— begin Recorded data —

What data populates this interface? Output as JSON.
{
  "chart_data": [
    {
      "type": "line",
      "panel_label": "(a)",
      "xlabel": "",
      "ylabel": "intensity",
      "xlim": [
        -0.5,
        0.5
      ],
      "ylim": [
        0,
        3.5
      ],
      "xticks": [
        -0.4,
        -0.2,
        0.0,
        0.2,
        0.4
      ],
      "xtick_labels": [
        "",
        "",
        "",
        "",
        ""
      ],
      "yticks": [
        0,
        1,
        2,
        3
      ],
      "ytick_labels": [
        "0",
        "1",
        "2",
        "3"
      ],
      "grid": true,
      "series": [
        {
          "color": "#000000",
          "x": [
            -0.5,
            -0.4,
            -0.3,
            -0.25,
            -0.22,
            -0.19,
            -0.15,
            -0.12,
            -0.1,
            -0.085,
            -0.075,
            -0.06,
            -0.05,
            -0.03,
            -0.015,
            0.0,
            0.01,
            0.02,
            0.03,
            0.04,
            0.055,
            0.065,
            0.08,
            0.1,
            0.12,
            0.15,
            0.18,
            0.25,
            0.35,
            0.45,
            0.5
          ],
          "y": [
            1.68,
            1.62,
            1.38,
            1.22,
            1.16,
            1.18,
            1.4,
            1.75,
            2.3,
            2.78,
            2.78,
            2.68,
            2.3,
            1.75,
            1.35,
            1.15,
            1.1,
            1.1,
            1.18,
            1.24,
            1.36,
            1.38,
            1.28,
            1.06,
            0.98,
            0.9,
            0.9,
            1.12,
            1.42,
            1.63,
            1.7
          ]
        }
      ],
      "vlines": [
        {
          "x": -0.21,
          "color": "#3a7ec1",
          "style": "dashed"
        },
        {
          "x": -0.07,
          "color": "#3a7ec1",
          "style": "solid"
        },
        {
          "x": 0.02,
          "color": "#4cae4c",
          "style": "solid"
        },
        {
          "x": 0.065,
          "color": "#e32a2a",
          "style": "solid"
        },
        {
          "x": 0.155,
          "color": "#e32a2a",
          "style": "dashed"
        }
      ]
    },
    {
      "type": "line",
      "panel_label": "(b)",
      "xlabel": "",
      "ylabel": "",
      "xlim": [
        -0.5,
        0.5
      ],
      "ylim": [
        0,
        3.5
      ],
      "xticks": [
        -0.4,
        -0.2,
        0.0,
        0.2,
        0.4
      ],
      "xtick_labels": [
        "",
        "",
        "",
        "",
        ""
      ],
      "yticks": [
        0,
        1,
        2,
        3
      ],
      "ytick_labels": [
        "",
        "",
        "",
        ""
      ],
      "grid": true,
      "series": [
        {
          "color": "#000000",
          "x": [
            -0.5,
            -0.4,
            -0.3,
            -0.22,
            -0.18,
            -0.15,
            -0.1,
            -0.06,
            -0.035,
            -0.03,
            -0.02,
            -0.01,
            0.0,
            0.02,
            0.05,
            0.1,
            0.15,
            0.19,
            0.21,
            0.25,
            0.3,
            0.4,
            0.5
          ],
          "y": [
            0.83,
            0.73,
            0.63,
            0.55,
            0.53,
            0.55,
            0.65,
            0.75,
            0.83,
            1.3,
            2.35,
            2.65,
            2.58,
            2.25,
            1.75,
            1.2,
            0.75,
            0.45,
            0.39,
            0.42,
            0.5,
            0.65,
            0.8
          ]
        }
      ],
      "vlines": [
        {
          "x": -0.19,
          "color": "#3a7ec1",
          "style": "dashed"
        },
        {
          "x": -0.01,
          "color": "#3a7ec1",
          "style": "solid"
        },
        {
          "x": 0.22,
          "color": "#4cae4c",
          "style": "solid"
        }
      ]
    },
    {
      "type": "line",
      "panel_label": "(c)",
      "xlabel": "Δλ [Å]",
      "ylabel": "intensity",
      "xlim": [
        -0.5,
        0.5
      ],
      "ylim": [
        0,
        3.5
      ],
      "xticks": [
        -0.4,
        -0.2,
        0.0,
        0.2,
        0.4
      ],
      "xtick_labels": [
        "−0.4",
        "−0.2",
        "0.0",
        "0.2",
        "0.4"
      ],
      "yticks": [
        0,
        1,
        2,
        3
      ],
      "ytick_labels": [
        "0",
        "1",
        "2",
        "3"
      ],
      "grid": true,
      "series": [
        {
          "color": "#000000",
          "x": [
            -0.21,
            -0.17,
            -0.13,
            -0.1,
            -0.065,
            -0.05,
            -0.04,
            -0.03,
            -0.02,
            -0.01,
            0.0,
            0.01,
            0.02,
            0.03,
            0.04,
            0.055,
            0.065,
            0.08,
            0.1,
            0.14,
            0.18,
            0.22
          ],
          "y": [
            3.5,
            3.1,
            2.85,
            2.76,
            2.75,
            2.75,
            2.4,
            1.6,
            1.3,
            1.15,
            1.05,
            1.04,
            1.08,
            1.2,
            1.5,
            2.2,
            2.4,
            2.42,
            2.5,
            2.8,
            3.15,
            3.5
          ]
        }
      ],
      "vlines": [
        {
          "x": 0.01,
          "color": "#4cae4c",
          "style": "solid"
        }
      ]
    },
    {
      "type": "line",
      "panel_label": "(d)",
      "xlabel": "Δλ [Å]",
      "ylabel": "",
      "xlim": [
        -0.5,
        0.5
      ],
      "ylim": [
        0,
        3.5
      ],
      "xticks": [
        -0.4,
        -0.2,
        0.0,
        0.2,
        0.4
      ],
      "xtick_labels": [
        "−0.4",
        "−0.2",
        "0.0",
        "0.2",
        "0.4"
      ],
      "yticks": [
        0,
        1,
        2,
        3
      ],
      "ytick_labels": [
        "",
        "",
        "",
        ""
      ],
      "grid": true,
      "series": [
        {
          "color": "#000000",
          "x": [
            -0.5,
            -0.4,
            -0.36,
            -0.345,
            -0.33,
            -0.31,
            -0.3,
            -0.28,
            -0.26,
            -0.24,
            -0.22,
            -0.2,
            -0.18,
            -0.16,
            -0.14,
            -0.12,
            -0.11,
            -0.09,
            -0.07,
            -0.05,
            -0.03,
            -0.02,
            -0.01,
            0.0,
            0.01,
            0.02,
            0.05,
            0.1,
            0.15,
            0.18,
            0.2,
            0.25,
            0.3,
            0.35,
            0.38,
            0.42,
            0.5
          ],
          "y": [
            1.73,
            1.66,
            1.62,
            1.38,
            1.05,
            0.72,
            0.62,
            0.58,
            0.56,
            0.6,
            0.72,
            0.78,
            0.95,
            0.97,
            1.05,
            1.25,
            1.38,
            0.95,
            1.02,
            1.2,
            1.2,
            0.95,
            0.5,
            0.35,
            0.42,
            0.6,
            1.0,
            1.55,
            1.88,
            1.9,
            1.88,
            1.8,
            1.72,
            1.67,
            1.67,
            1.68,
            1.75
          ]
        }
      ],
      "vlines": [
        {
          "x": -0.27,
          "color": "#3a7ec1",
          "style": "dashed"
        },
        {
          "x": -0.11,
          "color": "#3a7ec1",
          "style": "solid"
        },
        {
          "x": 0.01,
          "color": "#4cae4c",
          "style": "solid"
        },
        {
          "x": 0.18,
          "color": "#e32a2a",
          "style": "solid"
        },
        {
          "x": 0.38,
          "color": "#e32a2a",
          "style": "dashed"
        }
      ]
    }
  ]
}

— end Recorded data —

Transcribe the records above exactly as they appear.

> [Correct answer]:
What data populates this interface? Output as JSON.
{
  "chart_data": [
    {
      "type": "line",
      "panel_label": "(a)",
      "xlabel": "",
      "ylabel": "intensity",
      "xlim": [
        -0.5,
        0.5
      ],
      "ylim": [
        0,
        3.5
      ],
      "xticks": [
        -0.4,
        -0.2,
        0.0,
        0.2,
        0.4
      ],
      "xtick_labels": [
        "",
        "",
        "",
        "",
        ""
      ],
      "yticks": [
        0,
        1,
        2,
        3
      ],
      "ytick_labels": [
        "0",
        "1",
        "2",
        "3"
      ],
      "grid": true,
      "series": [
        {
          "color": "#000000",
          "x": [
            -0.5,
            -0.4,
            -0.3,
            -0.25,
            -0.22,
            -0.19,
            -0.15,
            -0.12,
            -0.1,
            -0.085,
            -0.075,
            -0.06,
            -0.05,
            -0.03,
            -0.015,
            0.0,
            0.01,
            0.02,
            0.03,
            0.04,
            0.055,
            0.065,
            0.08,
            0.1,
            0.12,
            0.15,
            0.18,
            0.25,
            0.35,
            0.45,
            0.5
          ],
          "y": [
            1.68,
            1.62,
            1.38,
            1.22,
            1.16,
            1.18,
            1.4,
            1.75,
            2.3,
            2.78,
            2.78,
            2.68,
            2.3,
            1.75,
            1.35,
            1.15,
            1.1,
            1.1,
            1.18,
            1.24,
            1.36,
            1.38,
            1.28,
            1.06,
            0.98,
            0.9,
            0.9,
            1.12,
            1.42,
            1.63,
            1.7
          ]
        }
      ],
      "vlines": [
        {
          "x": -0.21,
          "color": "#3a7ec1",
          "style": "dashed"
        },
        {
          "x": -0.07,
          "color": "#3a7ec1",
          "style": "solid"
        },
        {
          "x": 0.02,
          "color": "#4cae4c",
          "style": "solid"
        },
        {
          "x": 0.065,
          "color": "#e32a2a",
          "style": "solid"
        },
        {
          "x": 0.155,
          "color": "#e32a2a",
          "style": "dashed"
        }
      ]
    },
    {
      "type": "line",
      "panel_label": "(b)",
      "xlabel": "",
      "ylabel": "",
      "xlim": [
        -0.5,
        0.5
      ],
      "ylim": [
        0,
        3.5
      ],
      "xticks": [
        -0.4,
        -0.2,
        0.0,
        0.2,
        0.4
      ],
      "xtick_labels": [
        "",
        "",
        "",
        "",
        ""
      ],
      "yticks": [
        0,
        1,
        2,
        3
      ],
      "ytick_labels": [
        "",
        "",
        "",
        ""
      ],
      "grid": true,
      "series": [
        {
          "color": "#000000",
          "x": [
            -0.5,
            -0.4,
            -0.3,
            -0.22,
            -0.18,
            -0.15,
            -0.1,
            -0.06,
            -0.035,
            -0.03,
            -0.02,
            -0.01,
            0.0,
            0.02,
            0.05,
            0.1,
            0.15,
            0.19,
            0.21,
            0.25,
            0.3,
            0.4,
            0.5
          ],
          "y": [
            0.83,
            0.73,
            0.63,
            0.55,
            0.53,
            0.55,
            0.65,
            0.75,
            0.83,
            1.3,
            2.35,
            2.65,
            2.58,
            2.25,
            1.75,
            1.2,
            0.75,
            0.45,
            0.39,
            0.42,
            0.5,
            0.65,
            0.8
          ]
        }
      ],
      "vlines": [
        {
          "x": -0.19,
          "color": "#3a7ec1",
          "style": "dashed"
        },
        {
          "x": -0.01,
          "color": "#3a7ec1",
          "style": "solid"
        },
        {
          "x": 0.22,
          "color": "#4cae4c",
          "style": "solid"
        }
      ]
    },
    {
      "type": "line",
      "panel_label": "(c)",
      "xlabel": "Δλ [Å]",
      "ylabel": "intensity",
      "xlim": [
        -0.5,
        0.5
      ],
      "ylim": [
        0,
        3.5
      ],
      "xticks": [
        -0.4,
        -0.2,
        0.0,
        0.2,
        0.4
      ],
      "xtick_labels": [
        "−0.4",
        "−0.2",
        "0.0",
        "0.2",
        "0.4"
      ],
      "yticks": [
        0,
        1,
        2,
        3
      ],
      "ytick_labels": [
        "0",
        "1",
        "2",
        "3"
      ],
      "grid": true,
      "series": [
        {
          "color": "#000000",
          "x": [
            -0.21,
            -0.17,
            -0.13,
            -0.1,
            -0.065,
            -0.05,
            -0.04,
            -0.03,
            -0.02,
            -0.01,
            0.0,
            0.01,
            0.02,
            0.03,
            0.04,
            0.055,
            0.065,
            0.08,
            0.1,
            0.14,
            0.18,
            0.22
          ],
          "y": [
            3.5,
            3.1,
            2.85,
            2.76,
            2.75,
            2.75,
            2.4,
            1.6,
            1.3,
            1.15,
            1.05,
            1.04,
            1.08,
            1.2,
            1.5,
            2.2,
            2.4,
            2.42,
            2.5,
            2.8,
            3.15,
            3.5
          ]
        }
      ],
      "vlines": [
        {
          "x": 0.01,
          "color": "#4cae4c",
          "style": "solid"
        }
      ]
    },
    {
      "type": "line",
      "panel_label": "(d)",
      "xlabel": "Δλ [Å]",
      "ylabel": "",
      "xlim": [
        -0.5,
        0.5
      ],
      "ylim": [
        0,
        3.5
      ],
      "xticks": [
        -0.4,
        -0.2,
        0.0,
        0.2,
        0.4
      ],
      "xtick_labels": [
        "−0.4",
        "−0.2",
        "0.0",
        "0.2",
        "0.4"
      ],
      "yticks": [
        0,
        1,
        2,
        3
      ],
      "ytick_labels": [
        "",
        "",
        "",
        ""
      ],
      "grid": true,
      "series": [
        {
          "color": "#000000",
          "x": [
            -0.5,
            -0.4,
            -0.36,
            -0.345,
            -0.33,
            -0.31,
            -0.3,
            -0.28,
            -0.26,
            -0.24,
            -0.22,
            -0.2,
            -0.18,
            -0.16,
            -0.14,
            -0.12,
            -0.11,
            -0.09,
            -0.07,
            -0.05,
            -0.03,
            -0.02,
            -0.01,
            0.0,
            0.01,
            0.02,
            0.05,
            0.1,
            0.15,
            0.18,
            0.2,
            0.25,
            0.3,
            0.35,
            0.38,
            0.42,
            0.5
          ],
          "y": [
            1.73,
            1.66,
            1.62,
            1.38,
            1.05,
            0.72,
            0.62,
            0.58,
            0.56,
            0.6,
            0.72,
            0.78,
            0.95,
            0.97,
            1.05,
            1.25,
            1.38,
            0.95,
            1.02,
            1.2,
            1.2,
            0.95,
            0.5,
            0.35,
            0.42,
            0.6,
            1.0,
            1.55,
            1.88,
            1.9,
            1.88,
            1.8,
            1.72,
            1.67,
            1.67,
            1.68,
            1.75
          ]
        }
      ],
      "vlines": [
        {
          "x": -0.27,
          "color": "#3a7ec1",
          "style": "dashed"
        },
        {
          "x": -0.11,
          "color": "#3a7ec1",
          "style": "solid"
        },
        {
          "x": 0.01,
          "color": "#4cae4c",
          "style": "solid"
        },
        {
          "x": 0.18,
          "color": "#e32a2a",
          "style": "solid"
        },
        {
          "x": 0.38,
          "color": "#e32a2a",
          "style": "dashed"
        }
      ]
    }
  ]
}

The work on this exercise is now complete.